### [What is required]
Go through the records and give each one again exactly.

Data listing:

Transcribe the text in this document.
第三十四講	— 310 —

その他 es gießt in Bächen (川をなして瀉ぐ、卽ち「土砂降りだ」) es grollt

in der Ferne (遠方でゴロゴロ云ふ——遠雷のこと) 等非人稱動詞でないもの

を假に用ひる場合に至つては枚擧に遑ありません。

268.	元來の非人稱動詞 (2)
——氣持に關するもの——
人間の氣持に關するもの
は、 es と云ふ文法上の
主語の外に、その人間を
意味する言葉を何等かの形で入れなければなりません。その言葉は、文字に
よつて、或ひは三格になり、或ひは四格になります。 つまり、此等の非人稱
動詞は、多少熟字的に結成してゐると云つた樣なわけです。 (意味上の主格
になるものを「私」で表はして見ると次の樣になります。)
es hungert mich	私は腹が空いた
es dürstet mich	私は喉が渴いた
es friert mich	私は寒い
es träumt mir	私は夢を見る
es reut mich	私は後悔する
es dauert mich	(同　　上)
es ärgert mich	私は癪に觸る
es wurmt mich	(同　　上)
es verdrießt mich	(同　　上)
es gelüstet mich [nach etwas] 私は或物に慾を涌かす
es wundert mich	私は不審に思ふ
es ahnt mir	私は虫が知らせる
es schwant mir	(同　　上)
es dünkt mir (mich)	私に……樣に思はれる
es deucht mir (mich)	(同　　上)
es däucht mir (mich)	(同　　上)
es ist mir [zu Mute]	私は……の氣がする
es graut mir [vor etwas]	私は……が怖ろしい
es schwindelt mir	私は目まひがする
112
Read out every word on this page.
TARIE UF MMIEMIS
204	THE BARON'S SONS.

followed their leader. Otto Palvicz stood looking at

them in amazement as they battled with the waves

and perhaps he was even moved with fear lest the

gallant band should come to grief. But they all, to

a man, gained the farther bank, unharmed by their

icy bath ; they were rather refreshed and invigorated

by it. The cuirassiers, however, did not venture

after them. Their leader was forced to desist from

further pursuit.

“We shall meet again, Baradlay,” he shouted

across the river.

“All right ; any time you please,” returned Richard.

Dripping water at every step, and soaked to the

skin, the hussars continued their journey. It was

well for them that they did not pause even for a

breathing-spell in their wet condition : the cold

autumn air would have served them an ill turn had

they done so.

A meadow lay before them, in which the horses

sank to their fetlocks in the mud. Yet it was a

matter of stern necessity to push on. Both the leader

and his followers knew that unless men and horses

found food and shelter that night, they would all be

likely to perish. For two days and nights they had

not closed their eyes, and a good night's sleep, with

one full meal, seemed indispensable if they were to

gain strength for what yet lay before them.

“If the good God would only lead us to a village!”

### [Complete response]
Transcribe the text in this document.
第三十四講	— 310 —

その他 es gießt in Bächen (川をなして瀉ぐ、卽ち「土砂降りだ」) es grollt

in der Ferne (遠方でゴロゴロ云ふ——遠雷のこと) 等非人稱動詞でないもの

を假に用ひる場合に至つては枚擧に遑ありません。

268.	元來の非人稱動詞 (2)
——氣持に關するもの——
人間の氣持に關するもの
は、 es と云ふ文法上の
主語の外に、その人間を
意味する言葉を何等かの形で入れなければなりません。その言葉は、文字に
よつて、或ひは三格になり、或ひは四格になります。 つまり、此等の非人稱
動詞は、多少熟字的に結成してゐると云つた樣なわけです。 (意味上の主格
になるものを「私」で表はして見ると次の樣になります。)
es hungert mich	私は腹が空いた
es dürstet mich	私は喉が渴いた
es friert mich	私は寒い
es träumt mir	私は夢を見る
es reut mich	私は後悔する
es dauert mich	(同　　上)
es ärgert mich	私は癪に觸る
es wurmt mich	(同　　上)
es verdrießt mich	(同　　上)
es gelüstet mich [nach etwas] 私は或物に慾を涌かす
es wundert mich	私は不審に思ふ
es ahnt mir	私は虫が知らせる
es schwant mir	(同　　上)
es dünkt mir (mich)	私に……樣に思はれる
es deucht mir (mich)	(同　　上)
es däucht mir (mich)	(同　　上)
es ist mir [zu Mute]	私は……の氣がする
es graut mir [vor etwas]	私は……が怖ろしい
es schwindelt mir	私は目まひがする
112
Read out every word on this page.
TARIE UF MMIEMIS
204	THE BARON'S SONS.

followed their leader. Otto Palvicz stood looking at

them in amazement as they battled with the waves

and perhaps he was even moved with fear lest the

gallant band should come to grief. But they all, to

a man, gained the farther bank, unharmed by their

icy bath ; they were rather refreshed and invigorated

by it. The cuirassiers, however, did not venture

after them. Their leader was forced to desist from

further pursuit.

“We shall meet again, Baradlay,” he shouted

across the river.

“All right ; any time you please,” returned Richard.

Dripping water at every step, and soaked to the

skin, the hussars continued their journey. It was

well for them that they did not pause even for a

breathing-spell in their wet condition : the cold

autumn air would have served them an ill turn had

they done so.

A meadow lay before them, in which the horses

sank to their fetlocks in the mud. Yet it was a

matter of stern necessity to push on. Both the leader

and his followers knew that unless men and horses

found food and shelter that night, they would all be

likely to perish. For two days and nights they had

not closed their eyes, and a good night's sleep, with

one full meal, seemed indispensable if they were to

gain strength for what yet lay before them.

“If the good God would only lead us to a village!”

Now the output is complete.